* [Your task]: Take each line that has the word "description" and return it.

Dataset items
....................
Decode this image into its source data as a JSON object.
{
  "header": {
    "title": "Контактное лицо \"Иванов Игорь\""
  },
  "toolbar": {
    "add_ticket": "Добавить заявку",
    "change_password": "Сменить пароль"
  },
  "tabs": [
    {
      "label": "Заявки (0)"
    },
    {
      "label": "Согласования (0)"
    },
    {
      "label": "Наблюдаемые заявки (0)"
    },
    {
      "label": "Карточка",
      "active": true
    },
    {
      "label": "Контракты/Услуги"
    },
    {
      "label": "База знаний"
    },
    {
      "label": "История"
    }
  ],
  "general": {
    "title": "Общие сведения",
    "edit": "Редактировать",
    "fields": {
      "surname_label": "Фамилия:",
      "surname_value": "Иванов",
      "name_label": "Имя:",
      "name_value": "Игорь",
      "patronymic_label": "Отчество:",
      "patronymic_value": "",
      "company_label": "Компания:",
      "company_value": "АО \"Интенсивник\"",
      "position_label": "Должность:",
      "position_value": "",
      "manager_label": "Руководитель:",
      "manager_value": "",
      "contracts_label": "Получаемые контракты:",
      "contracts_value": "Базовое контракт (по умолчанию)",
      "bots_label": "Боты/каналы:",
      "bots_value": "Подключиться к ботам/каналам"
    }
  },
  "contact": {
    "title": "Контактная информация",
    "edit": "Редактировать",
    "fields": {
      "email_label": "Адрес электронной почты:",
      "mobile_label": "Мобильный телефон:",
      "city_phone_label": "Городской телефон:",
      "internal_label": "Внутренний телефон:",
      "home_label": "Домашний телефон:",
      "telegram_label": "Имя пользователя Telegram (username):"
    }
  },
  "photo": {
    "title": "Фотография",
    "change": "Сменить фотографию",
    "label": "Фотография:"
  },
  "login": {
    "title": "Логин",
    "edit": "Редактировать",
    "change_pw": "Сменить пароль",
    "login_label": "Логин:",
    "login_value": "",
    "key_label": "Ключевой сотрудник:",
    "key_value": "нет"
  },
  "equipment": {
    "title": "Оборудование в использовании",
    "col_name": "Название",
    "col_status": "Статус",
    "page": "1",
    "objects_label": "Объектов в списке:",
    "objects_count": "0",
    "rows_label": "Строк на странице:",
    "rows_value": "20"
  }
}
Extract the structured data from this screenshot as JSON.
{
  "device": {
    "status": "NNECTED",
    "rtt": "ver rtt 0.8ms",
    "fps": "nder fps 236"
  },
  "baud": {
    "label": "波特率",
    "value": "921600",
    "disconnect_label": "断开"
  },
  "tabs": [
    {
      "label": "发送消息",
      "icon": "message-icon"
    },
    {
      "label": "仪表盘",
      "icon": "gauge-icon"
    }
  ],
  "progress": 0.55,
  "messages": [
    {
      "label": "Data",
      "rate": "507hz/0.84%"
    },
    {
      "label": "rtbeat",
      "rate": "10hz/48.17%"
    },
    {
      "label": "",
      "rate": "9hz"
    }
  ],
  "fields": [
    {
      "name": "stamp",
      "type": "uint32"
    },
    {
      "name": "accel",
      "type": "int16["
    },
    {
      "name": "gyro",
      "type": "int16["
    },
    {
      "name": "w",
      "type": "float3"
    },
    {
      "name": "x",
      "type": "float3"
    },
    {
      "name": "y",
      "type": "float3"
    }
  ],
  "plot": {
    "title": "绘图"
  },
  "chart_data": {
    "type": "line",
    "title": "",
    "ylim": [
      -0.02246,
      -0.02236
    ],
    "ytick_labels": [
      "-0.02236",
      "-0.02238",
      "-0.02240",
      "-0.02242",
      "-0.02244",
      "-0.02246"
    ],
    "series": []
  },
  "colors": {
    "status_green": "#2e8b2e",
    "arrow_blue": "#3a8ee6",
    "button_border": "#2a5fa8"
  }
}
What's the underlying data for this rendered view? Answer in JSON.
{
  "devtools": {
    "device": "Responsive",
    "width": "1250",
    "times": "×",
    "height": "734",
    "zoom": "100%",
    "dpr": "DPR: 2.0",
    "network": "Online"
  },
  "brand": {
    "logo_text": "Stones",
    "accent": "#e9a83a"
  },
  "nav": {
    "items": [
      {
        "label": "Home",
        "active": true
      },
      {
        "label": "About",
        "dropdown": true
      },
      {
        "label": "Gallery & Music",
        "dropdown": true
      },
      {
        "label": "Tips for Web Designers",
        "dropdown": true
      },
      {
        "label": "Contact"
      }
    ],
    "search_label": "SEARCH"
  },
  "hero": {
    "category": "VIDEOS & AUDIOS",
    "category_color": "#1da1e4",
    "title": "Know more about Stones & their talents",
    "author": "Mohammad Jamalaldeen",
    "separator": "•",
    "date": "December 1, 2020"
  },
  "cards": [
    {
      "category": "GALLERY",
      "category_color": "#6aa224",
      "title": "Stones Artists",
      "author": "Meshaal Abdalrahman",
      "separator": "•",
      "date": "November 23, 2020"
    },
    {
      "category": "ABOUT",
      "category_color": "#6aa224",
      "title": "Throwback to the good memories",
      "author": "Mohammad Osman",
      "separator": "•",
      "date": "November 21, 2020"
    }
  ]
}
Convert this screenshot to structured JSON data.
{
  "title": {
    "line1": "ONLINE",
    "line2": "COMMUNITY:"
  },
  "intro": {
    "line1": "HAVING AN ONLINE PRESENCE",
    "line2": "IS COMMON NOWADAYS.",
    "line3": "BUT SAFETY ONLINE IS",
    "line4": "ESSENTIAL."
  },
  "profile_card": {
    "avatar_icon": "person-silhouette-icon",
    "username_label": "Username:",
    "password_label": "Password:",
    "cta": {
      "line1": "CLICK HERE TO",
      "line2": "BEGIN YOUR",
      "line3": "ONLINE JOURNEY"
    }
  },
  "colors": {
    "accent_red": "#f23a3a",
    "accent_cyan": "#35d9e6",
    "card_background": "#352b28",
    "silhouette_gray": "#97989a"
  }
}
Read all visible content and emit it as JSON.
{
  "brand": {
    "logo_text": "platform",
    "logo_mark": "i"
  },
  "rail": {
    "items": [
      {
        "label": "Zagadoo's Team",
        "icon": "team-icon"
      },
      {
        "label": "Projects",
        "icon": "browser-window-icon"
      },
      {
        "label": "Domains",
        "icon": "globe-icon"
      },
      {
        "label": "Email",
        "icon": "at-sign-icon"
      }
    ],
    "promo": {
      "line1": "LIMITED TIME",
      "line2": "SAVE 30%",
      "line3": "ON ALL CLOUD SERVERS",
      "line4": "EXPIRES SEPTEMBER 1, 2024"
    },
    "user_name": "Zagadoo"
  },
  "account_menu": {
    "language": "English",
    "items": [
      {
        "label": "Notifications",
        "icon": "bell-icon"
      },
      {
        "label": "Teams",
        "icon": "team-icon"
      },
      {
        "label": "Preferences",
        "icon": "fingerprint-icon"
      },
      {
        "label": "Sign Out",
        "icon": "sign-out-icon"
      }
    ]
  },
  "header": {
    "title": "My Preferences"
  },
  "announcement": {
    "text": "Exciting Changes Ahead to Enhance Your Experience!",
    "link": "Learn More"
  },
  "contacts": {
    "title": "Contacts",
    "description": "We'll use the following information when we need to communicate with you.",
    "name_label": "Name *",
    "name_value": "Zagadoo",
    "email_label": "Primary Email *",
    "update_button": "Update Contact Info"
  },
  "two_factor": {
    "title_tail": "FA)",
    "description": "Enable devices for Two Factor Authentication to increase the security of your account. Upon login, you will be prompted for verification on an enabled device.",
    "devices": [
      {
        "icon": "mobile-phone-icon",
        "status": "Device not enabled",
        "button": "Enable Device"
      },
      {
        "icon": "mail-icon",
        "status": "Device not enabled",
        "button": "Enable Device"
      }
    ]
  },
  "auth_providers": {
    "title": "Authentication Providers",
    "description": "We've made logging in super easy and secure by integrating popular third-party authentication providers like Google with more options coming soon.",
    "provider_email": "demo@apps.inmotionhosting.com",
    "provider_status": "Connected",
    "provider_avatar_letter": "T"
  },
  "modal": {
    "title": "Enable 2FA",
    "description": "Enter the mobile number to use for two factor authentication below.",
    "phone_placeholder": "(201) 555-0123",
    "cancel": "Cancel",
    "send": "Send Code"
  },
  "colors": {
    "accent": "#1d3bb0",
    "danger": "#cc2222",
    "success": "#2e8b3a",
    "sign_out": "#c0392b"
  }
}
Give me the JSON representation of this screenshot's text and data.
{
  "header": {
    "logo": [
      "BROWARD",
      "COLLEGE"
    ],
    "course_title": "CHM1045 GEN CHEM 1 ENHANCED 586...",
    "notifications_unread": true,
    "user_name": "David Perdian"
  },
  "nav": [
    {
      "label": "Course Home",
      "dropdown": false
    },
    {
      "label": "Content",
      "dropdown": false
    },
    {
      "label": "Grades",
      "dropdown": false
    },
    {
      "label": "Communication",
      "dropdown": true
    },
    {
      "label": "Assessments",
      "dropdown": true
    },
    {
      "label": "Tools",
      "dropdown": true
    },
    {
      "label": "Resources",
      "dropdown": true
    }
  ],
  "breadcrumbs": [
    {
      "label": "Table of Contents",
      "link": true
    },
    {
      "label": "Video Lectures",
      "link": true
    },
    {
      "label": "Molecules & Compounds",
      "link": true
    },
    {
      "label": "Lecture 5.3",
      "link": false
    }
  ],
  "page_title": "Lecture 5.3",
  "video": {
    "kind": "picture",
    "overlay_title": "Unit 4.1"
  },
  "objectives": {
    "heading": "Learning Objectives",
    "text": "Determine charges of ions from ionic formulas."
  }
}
....................
* [Correct result]:
    "description": "We'll use the following information when we need to communicate with you.",
    "description": "Enable devices for Two Factor Authentication to increase the security of your account. Upon login, you will be prompted for verification on an enabled device.",
    "description": "We've made logging in super easy and secure by integrating popular third-party authentication providers like Google with more options coming soon.",
    "description": "Enter the mobile number to use for two factor authentication below.",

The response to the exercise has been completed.